List all lines of the data that include the string "大小有改变".

Data items
## START

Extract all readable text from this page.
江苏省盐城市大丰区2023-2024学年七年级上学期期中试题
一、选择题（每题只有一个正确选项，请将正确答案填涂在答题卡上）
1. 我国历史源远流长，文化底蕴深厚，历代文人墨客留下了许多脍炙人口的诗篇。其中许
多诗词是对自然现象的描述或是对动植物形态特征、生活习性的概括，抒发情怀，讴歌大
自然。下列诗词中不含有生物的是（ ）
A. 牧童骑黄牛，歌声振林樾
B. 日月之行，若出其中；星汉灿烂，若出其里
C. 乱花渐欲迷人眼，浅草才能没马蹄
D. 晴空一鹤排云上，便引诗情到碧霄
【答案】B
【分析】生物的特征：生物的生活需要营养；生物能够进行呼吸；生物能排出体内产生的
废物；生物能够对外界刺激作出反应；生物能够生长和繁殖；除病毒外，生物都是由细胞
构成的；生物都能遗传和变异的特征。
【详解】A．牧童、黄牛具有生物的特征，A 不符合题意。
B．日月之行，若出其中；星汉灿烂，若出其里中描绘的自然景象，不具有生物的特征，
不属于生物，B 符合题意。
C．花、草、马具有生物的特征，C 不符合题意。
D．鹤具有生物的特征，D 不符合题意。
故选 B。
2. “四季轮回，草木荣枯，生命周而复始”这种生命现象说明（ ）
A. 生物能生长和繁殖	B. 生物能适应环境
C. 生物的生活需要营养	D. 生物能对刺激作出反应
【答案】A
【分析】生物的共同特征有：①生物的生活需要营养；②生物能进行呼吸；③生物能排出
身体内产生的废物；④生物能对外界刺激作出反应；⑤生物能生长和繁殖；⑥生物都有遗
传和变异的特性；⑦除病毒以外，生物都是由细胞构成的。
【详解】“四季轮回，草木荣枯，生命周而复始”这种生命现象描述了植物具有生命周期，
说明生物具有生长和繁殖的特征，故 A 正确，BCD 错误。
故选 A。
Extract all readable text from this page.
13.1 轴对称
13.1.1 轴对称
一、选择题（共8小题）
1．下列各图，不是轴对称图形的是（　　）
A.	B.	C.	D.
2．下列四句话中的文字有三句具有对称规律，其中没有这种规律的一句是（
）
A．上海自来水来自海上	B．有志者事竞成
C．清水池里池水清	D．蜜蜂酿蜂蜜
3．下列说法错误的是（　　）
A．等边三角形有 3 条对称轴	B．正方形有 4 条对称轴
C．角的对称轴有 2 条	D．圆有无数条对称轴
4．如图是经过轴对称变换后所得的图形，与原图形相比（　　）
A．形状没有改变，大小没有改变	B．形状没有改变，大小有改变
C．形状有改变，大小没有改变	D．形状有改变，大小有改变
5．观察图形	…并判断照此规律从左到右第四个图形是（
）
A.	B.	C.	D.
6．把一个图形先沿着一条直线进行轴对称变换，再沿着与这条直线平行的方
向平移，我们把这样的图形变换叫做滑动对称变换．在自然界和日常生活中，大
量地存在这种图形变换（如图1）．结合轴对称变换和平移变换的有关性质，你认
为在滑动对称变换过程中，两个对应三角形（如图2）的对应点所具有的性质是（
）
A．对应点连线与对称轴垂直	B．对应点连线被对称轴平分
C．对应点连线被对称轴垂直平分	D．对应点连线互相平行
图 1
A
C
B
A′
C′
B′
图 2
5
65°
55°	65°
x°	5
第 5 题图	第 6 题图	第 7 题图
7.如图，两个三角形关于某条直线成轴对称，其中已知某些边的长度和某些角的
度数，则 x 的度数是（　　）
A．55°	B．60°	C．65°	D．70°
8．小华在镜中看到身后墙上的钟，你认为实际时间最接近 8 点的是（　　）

## END

*Problem solution*.
A．形状没有改变，大小没有改变	B．形状没有改变，大小有改变
C．形状有改变，大小没有改变	D．形状有改变，大小有改变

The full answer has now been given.